### Tarefas a realizar
[a] Responda, com base no texto sobre o auxílio-doença:
(i) Afastamentos que superam quantos dias exigem o encaminhamento do funcionário ao INSS?
(ii) Como é denominada a modalidade "comum" do benefício?
(iii) Em que modalidade o INSS concede o benefício quando reconhece o nexo da doença com o labor?
[b] Reproduza fielmente, no texto sobre o auxílio-doença, o trecho que vai de "Pois bem, não" até "da atividade laborativa.".
[c] Dê continuidade ao texto sobre o auxílio-doença a partir do ponto em que ele termina.

### Trecho selecionado
● ● ●
Possibilidade de conversão do benefício acidentário por auxílio-doença comum de seu funcionário

15 de setembro de 2022

Os afastamentos da função que superam o período de 15 dias implicam na necessidade de encaminhamento do funcionário ao Instituto Nacional do Seguro Social, para que seja concedido o benefício previdenciário.

 

Entretanto, quando esses afastamentos não decorrem de acidente de trabalho ou doenças laborais, mas sim de fatores externos, é necessária muita atenção do departamento de Recursos Humanos (RH), dado que é fundamental o acompanhamento da espécie de benefício concedida.

 

Isso porque, quando o empregador formaliza a documentação do encaminhamento do funcionário à Previdência Social, uma vez que a origem do afastamento não decorre de acidente de trabalho ou doença laboral, espera-se que o benefício seja concedido na modalidade “comum”, denominada “B31”.

 

Pois bem, não é incomum que após a perícia médica, analisando os questionamentos acerca da função do segurado, o INSS reconheça o nexo da doença com o labor, concedendo o benefício na modalidade “B91”, ou seja, que a incapacidade teria se originado da atividade laborativa.
● ● ●
### Dados do exercício
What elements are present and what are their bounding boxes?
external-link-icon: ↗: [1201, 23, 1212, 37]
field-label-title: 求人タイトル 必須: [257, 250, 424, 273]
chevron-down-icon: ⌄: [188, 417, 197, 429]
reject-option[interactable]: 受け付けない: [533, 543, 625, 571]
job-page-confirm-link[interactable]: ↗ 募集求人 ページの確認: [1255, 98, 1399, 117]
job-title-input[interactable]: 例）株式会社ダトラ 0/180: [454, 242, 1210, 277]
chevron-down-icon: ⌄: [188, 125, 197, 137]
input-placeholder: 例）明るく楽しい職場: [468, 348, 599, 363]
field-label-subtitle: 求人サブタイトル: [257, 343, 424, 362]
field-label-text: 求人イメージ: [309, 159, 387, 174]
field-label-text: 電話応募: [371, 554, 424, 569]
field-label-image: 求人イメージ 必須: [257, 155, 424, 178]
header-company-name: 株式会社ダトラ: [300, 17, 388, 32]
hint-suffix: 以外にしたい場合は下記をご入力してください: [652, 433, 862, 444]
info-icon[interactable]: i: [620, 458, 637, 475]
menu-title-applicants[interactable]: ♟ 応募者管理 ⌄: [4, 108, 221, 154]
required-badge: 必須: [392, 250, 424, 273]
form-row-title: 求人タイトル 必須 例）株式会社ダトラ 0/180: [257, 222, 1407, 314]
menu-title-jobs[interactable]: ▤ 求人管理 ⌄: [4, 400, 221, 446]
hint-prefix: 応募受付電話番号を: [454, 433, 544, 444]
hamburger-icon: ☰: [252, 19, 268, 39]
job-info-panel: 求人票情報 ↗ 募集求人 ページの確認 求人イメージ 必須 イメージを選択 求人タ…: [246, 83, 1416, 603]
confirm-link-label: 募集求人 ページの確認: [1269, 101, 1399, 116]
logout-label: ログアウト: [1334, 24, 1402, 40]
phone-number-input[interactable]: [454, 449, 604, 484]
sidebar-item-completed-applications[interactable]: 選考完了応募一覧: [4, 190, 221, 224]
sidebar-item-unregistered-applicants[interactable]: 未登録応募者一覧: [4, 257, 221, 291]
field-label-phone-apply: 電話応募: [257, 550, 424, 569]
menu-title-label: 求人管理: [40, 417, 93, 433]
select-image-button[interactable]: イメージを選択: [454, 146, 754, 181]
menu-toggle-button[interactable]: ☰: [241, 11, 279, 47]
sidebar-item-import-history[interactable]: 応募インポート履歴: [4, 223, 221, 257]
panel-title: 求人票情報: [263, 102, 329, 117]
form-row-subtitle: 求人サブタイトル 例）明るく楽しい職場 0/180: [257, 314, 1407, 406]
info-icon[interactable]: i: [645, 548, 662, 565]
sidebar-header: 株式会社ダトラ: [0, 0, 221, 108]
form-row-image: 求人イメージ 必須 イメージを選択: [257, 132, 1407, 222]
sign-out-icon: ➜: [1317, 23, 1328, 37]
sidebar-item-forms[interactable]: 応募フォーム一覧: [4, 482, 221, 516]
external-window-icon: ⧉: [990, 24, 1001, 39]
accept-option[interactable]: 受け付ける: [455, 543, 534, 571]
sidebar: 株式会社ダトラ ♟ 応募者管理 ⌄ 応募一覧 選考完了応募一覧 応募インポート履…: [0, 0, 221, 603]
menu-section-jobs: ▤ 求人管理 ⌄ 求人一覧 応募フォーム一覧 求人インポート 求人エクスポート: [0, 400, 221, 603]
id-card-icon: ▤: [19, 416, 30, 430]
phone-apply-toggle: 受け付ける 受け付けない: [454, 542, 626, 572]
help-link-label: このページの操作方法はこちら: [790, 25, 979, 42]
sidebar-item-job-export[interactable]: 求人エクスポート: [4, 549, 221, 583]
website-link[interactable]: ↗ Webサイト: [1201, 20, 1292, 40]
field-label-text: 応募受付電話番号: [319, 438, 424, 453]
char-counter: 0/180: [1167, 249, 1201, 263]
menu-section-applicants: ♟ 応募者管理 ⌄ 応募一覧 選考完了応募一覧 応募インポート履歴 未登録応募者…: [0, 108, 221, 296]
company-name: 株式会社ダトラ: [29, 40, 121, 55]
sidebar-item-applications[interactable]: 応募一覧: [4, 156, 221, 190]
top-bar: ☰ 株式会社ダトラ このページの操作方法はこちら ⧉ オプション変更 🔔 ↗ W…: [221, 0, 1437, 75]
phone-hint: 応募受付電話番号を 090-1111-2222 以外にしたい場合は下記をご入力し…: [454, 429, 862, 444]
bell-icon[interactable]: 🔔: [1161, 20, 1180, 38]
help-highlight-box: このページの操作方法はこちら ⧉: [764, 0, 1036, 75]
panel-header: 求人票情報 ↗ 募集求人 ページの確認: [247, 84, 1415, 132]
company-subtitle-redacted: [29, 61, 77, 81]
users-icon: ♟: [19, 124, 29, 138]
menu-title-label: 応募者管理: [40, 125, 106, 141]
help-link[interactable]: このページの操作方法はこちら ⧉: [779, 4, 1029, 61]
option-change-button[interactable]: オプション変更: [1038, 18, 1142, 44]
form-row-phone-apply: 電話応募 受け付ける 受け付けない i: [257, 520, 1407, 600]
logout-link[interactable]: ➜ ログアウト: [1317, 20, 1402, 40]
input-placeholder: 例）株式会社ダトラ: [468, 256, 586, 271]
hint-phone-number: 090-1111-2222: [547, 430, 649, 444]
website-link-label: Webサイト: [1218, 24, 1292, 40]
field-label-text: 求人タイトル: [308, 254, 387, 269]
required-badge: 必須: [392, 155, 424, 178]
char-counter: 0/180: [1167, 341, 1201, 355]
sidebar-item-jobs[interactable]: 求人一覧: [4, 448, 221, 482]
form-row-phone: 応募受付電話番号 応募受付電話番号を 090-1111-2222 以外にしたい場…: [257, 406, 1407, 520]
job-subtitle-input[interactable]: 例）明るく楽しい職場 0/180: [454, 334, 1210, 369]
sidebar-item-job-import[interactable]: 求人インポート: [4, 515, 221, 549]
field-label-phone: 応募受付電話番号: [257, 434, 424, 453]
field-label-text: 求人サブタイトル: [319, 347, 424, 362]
● ● ●
### Respostas por tarefa
[a]
(i) 15 dias.
(ii) "B31".
(iii) "B91".

[b]
Pois bem, não é incomum que após a perícia médica, analisando os questionamentos acerca da função do segurado, o INSS reconheça o nexo da doença com o labor, concedendo o benefício na modalidade “B91”, ou seja, que a incapacidade teria se originado da atividade laborativa.

[c]
 

Sendo assim, a imprescindibilidade de acompanhamento do resultado de perícias pela empresa reside no fato de que caso o empregador não apresente sua contestação acerca da modalidade a qual houve o deferimento do benefício, acaba implicando na:

 

a) Obrigatoriedade de recolhimento de FGTS para o período de
afastamento;

b) Estabilidade de 1 ano a partir do retorno do empregado às atividades;

c) A depender das circunstâncias, possibilidade de o INSS ingressar com ação regressiva contra a empresa, pleiteando o ressarcimento dos valores pagos à título de Auxílio Doença Acidentário;

d) Estatística negativa para o cálculo do Fator Acidentário Previdenciário
(FAP).

 

Desse modo, para evitar onerosidade e encargos de ordem trabalhista e tributária, é necessário que haja não só o acompanhamento, como também seja contestada a modalidade da concessão do benefício junto ao INSS, na eventualidade de ser concedida de forma equivocada.

 

Portanto, alerta-se que o departamento de RH deve realizar periodicamente consultas dos benefícios vinculados à empresa para que, caso haja o apontamento de modalidade acidentária da qual a empresa discorde, possa contestar, a fim de demonstrar o equívoco na classificação da modalidade.